### Rows

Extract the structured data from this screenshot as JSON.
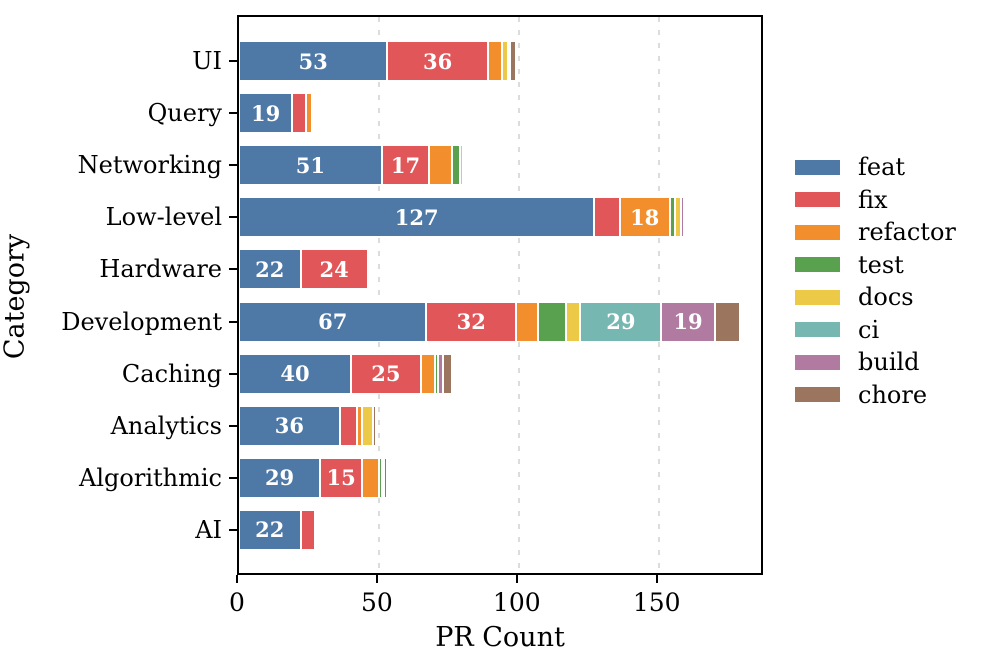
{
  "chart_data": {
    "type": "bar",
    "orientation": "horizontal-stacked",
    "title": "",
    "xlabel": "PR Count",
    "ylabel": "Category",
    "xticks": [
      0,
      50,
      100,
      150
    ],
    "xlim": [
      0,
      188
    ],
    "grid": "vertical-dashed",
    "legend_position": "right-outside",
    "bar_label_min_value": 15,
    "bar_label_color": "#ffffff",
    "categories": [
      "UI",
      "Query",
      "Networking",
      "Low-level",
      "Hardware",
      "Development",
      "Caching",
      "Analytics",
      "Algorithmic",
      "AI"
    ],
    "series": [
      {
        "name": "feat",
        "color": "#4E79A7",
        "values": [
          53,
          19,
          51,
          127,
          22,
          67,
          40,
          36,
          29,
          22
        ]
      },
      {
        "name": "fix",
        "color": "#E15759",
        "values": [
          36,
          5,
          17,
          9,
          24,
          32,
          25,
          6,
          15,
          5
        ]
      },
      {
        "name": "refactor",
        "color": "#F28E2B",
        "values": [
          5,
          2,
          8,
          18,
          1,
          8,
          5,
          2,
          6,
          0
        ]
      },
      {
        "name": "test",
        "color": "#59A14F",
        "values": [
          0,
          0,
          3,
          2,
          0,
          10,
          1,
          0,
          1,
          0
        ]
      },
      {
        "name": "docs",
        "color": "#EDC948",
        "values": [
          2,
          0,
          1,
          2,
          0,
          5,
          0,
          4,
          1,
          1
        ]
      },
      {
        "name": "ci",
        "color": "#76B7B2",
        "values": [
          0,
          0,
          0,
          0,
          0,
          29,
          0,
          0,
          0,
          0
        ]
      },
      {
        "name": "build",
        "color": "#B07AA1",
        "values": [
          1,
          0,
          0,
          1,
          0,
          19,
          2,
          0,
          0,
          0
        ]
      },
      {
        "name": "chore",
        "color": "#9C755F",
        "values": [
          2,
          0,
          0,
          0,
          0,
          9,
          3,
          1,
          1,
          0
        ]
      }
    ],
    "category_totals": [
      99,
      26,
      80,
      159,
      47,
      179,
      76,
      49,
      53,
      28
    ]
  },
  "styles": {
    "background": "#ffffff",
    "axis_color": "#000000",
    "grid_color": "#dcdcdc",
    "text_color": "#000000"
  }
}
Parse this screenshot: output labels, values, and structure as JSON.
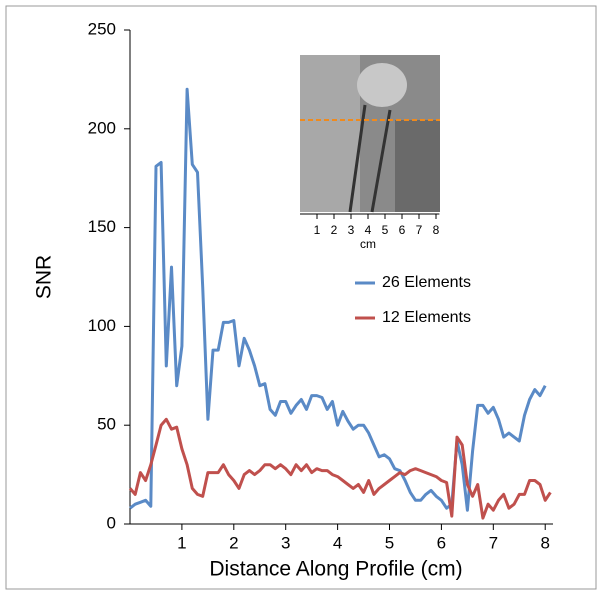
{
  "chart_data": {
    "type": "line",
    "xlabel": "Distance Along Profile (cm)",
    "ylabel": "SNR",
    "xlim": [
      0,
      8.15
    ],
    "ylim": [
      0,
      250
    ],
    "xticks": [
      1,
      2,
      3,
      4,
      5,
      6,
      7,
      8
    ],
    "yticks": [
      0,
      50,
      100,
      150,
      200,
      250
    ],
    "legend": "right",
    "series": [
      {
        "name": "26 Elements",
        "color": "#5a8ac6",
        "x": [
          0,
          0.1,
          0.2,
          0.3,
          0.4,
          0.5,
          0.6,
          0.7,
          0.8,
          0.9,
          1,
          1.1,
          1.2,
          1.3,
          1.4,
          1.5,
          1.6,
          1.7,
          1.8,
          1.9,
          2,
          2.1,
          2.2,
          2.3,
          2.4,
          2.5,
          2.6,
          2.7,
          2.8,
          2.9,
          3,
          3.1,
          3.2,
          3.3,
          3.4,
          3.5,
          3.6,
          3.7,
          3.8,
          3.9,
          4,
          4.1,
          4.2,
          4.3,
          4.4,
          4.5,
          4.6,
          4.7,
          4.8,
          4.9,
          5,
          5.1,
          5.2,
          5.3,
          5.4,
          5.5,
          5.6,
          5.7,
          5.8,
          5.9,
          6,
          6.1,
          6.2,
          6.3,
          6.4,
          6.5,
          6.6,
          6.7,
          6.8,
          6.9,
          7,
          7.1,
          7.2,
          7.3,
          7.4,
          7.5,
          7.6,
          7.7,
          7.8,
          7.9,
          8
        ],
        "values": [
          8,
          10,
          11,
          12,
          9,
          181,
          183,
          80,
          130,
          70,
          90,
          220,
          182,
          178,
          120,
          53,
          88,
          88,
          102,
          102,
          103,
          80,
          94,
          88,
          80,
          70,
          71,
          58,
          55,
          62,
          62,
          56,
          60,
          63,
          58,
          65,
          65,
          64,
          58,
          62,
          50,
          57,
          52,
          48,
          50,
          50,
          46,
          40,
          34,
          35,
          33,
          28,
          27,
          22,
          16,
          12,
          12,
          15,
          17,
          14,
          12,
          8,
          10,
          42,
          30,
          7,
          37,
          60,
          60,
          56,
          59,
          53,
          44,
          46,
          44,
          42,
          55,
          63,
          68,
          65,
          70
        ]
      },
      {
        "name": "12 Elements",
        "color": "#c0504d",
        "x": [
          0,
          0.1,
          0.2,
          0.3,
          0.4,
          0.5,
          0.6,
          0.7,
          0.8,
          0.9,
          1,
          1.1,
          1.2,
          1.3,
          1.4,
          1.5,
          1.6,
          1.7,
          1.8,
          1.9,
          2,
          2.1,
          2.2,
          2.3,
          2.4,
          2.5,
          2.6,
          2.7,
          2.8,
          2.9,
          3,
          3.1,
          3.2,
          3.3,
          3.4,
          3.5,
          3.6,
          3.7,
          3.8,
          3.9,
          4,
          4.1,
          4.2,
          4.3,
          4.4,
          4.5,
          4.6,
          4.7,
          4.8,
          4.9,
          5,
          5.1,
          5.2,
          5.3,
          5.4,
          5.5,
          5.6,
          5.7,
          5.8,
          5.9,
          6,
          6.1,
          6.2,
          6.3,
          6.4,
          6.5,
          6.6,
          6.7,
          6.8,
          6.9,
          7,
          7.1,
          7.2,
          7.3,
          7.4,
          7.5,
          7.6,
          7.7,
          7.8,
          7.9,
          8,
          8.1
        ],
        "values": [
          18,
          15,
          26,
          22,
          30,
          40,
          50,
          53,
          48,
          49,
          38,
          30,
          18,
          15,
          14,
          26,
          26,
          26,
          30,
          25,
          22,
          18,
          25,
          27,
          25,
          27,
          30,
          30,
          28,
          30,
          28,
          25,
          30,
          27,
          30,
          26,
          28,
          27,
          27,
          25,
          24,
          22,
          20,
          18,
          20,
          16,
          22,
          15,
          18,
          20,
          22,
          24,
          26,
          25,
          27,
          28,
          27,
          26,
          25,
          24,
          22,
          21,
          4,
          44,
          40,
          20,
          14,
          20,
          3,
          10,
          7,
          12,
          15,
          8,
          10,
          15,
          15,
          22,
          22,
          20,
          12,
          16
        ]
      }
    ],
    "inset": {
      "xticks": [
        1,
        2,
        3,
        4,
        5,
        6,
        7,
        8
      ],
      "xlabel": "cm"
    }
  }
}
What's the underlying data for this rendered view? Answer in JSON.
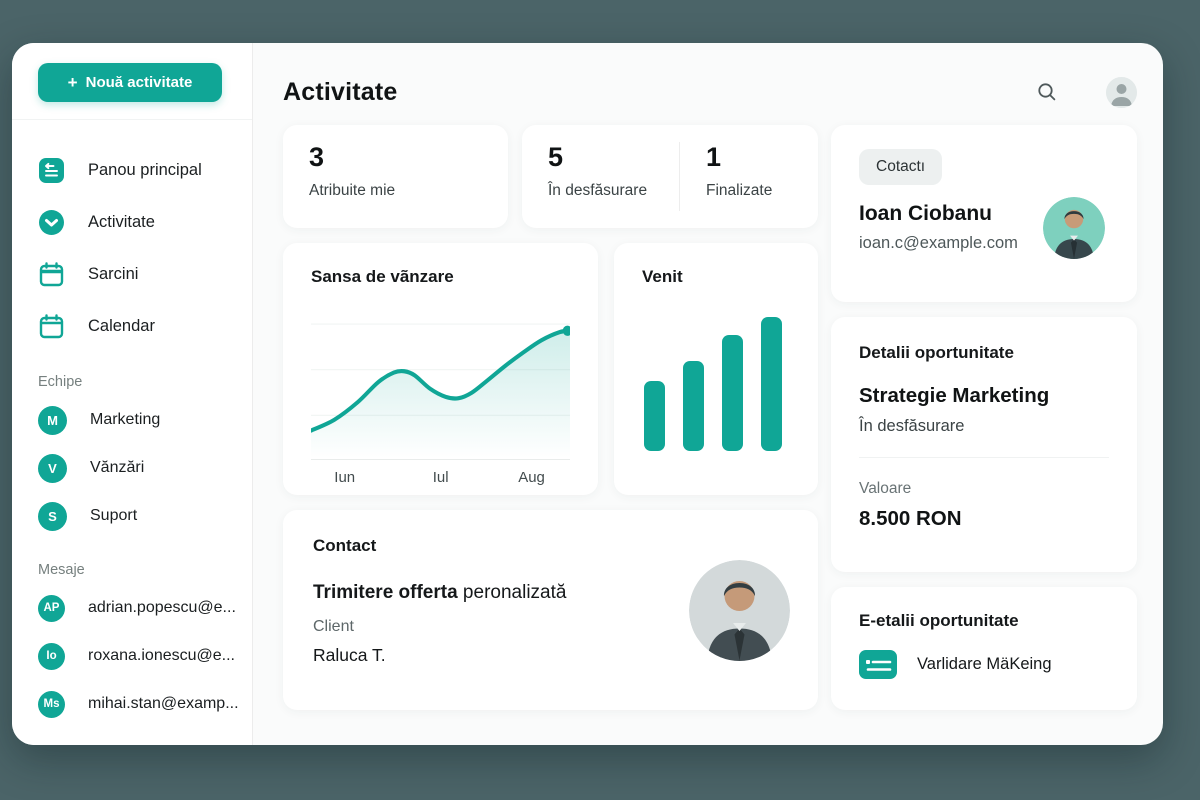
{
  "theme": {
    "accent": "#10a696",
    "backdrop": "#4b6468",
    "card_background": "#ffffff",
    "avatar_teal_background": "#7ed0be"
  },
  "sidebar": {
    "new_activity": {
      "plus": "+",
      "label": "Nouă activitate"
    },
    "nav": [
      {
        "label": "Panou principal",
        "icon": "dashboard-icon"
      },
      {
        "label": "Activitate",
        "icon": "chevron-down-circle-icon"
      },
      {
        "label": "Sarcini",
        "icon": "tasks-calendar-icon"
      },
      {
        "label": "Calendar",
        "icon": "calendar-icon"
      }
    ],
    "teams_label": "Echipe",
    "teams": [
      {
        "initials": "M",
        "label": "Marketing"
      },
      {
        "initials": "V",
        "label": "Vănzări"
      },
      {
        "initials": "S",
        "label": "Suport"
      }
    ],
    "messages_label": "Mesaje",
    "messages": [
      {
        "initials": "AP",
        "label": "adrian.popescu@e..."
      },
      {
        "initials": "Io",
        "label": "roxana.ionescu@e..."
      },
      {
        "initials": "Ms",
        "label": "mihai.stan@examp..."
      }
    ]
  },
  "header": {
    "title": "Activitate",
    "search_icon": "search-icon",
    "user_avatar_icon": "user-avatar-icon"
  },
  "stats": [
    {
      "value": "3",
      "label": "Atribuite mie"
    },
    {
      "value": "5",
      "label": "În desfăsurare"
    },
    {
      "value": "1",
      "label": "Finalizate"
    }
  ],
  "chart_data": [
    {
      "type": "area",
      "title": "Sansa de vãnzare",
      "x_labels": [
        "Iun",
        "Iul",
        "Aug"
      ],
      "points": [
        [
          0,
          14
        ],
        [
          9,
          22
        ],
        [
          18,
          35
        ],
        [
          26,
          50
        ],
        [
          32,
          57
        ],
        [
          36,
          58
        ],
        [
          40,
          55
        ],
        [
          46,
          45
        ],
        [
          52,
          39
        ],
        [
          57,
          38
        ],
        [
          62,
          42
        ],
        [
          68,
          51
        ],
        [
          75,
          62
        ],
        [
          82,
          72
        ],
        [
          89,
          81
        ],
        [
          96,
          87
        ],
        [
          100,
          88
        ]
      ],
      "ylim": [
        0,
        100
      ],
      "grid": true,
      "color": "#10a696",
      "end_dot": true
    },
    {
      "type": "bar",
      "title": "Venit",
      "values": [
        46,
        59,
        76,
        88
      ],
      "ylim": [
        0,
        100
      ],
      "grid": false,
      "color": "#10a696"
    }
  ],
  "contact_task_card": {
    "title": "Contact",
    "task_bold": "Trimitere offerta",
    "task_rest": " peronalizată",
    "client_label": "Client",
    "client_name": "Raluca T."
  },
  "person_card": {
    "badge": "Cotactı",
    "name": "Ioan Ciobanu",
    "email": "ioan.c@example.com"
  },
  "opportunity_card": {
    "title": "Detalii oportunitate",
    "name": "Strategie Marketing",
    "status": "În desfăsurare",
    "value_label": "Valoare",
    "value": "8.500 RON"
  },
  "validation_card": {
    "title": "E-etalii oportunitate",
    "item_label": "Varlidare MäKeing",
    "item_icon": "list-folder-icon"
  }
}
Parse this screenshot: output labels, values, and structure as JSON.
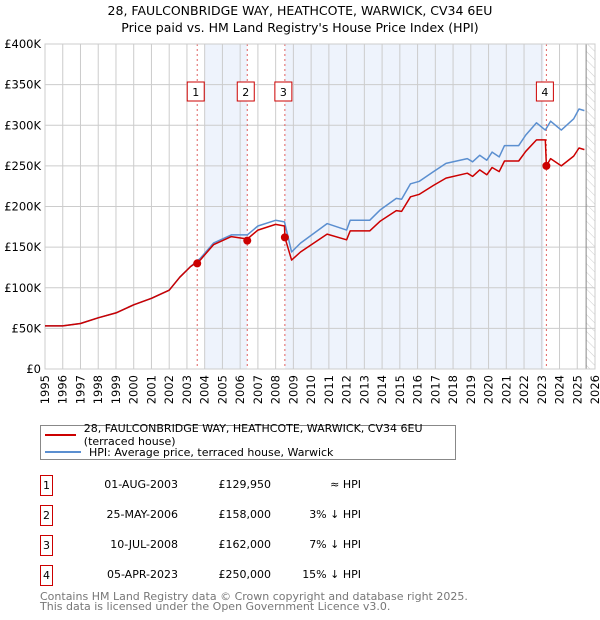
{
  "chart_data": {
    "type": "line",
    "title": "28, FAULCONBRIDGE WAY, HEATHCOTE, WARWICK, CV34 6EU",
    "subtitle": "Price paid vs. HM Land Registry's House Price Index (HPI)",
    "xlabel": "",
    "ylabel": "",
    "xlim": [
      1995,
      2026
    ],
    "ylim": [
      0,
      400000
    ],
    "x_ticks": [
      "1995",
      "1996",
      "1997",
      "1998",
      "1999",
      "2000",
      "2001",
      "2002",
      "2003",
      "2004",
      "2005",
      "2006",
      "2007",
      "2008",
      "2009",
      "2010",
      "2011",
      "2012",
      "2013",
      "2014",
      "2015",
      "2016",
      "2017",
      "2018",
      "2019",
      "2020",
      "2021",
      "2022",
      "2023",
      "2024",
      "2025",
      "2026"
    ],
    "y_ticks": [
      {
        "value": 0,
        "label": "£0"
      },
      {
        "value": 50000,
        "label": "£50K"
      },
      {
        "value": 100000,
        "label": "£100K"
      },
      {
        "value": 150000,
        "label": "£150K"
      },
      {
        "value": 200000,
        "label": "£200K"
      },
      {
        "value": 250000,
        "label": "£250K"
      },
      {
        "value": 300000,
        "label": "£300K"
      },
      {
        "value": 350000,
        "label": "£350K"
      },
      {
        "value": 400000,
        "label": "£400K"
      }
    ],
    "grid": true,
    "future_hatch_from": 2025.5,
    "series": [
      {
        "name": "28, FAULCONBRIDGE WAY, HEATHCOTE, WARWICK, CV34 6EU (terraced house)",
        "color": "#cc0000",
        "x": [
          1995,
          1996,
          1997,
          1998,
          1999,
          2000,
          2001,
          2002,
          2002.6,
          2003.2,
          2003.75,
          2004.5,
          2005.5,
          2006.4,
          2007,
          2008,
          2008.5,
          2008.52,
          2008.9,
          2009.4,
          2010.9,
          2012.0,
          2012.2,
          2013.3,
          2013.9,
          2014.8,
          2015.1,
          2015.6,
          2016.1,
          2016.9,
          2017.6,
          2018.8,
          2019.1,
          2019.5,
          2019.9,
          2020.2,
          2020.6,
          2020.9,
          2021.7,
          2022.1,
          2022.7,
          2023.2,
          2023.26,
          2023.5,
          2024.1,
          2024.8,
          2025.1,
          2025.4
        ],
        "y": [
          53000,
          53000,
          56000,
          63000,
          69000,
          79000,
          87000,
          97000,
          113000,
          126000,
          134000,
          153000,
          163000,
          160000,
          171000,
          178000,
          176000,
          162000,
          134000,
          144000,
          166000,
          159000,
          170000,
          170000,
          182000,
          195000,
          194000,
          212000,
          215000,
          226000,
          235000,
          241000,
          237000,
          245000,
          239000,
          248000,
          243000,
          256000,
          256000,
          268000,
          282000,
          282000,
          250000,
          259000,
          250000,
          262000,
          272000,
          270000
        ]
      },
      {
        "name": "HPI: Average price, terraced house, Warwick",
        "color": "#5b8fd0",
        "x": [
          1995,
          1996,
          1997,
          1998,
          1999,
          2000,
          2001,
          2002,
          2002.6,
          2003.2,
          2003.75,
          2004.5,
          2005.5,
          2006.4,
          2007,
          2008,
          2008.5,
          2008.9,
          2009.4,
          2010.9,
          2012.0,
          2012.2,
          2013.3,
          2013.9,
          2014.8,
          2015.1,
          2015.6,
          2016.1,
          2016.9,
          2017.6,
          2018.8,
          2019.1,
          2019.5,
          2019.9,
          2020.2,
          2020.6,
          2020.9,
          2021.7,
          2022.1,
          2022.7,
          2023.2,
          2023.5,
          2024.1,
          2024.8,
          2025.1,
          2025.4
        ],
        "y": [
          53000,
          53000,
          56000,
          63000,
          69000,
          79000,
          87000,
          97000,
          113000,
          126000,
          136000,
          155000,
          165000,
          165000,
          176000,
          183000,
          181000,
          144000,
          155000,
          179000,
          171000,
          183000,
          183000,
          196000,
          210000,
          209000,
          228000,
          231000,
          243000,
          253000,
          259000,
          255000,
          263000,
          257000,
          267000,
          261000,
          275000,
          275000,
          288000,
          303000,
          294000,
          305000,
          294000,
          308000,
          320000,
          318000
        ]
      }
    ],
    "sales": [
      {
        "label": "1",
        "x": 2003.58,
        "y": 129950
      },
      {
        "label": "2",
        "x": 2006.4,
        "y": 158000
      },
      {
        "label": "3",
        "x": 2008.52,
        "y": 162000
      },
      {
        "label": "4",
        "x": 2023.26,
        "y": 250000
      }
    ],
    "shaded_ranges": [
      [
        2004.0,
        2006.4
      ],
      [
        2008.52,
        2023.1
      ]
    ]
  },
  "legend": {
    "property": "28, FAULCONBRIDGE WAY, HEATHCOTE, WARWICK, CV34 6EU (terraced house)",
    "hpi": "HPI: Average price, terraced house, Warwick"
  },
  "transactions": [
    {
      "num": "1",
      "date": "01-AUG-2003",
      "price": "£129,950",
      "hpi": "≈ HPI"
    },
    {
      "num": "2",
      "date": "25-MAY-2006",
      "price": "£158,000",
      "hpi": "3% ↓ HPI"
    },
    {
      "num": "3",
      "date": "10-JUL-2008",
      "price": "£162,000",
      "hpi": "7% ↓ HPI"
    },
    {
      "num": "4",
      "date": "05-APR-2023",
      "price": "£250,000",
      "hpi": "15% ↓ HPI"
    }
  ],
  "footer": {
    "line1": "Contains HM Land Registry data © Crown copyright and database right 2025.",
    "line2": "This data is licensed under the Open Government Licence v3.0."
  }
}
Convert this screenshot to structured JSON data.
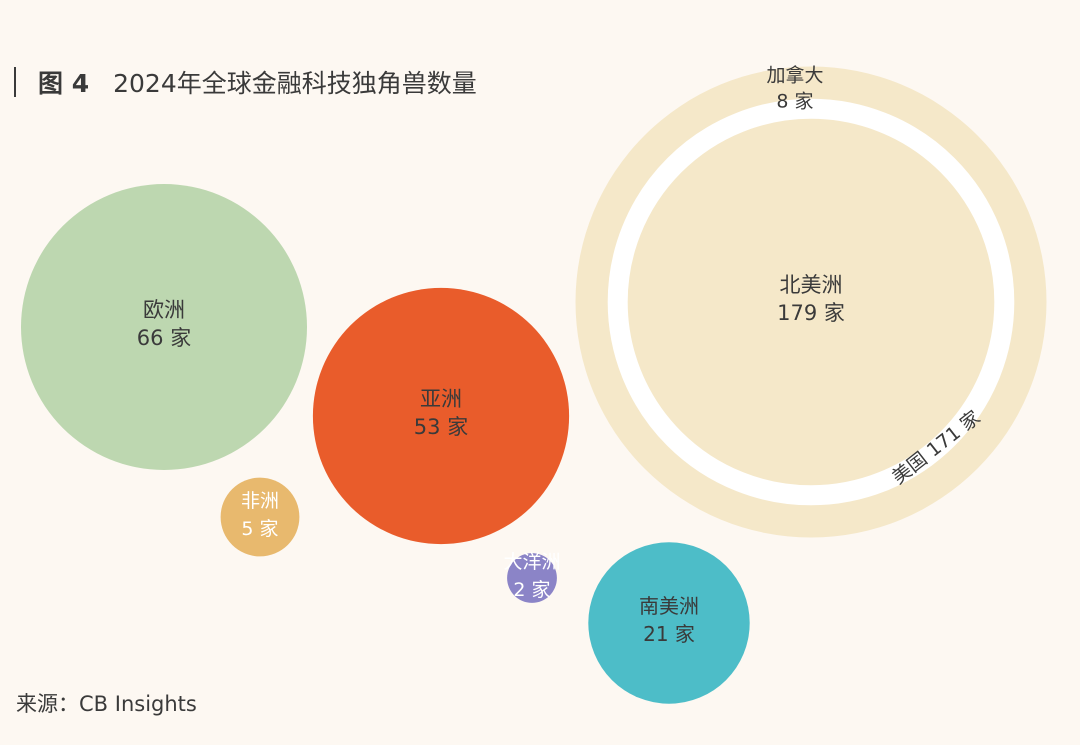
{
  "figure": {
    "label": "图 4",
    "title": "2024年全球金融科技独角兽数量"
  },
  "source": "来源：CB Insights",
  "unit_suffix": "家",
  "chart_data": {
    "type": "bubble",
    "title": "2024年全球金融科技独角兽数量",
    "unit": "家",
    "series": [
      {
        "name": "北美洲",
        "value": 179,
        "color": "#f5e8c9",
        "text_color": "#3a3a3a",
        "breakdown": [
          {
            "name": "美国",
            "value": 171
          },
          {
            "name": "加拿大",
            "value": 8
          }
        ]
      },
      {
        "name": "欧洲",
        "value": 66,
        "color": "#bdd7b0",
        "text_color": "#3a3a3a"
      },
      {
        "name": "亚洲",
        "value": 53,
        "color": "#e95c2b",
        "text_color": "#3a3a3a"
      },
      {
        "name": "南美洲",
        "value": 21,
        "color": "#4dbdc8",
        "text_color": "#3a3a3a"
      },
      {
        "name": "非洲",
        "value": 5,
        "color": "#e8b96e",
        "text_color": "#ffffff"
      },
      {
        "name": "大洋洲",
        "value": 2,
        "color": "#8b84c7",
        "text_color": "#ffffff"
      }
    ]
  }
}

######

Pull out all lines in the data above that include "terraced".

        "name": "28, FAULCONBRIDGE WAY, HEATHCOTE, WARWICK, CV34 6EU (terraced house)",
        "name": "HPI: Average price, terraced house, Warwick",
    "property": "28, FAULCONBRIDGE WAY, HEATHCOTE, WARWICK, CV34 6EU (terraced house)",
    "hpi": "HPI: Average price, terraced house, Warwick"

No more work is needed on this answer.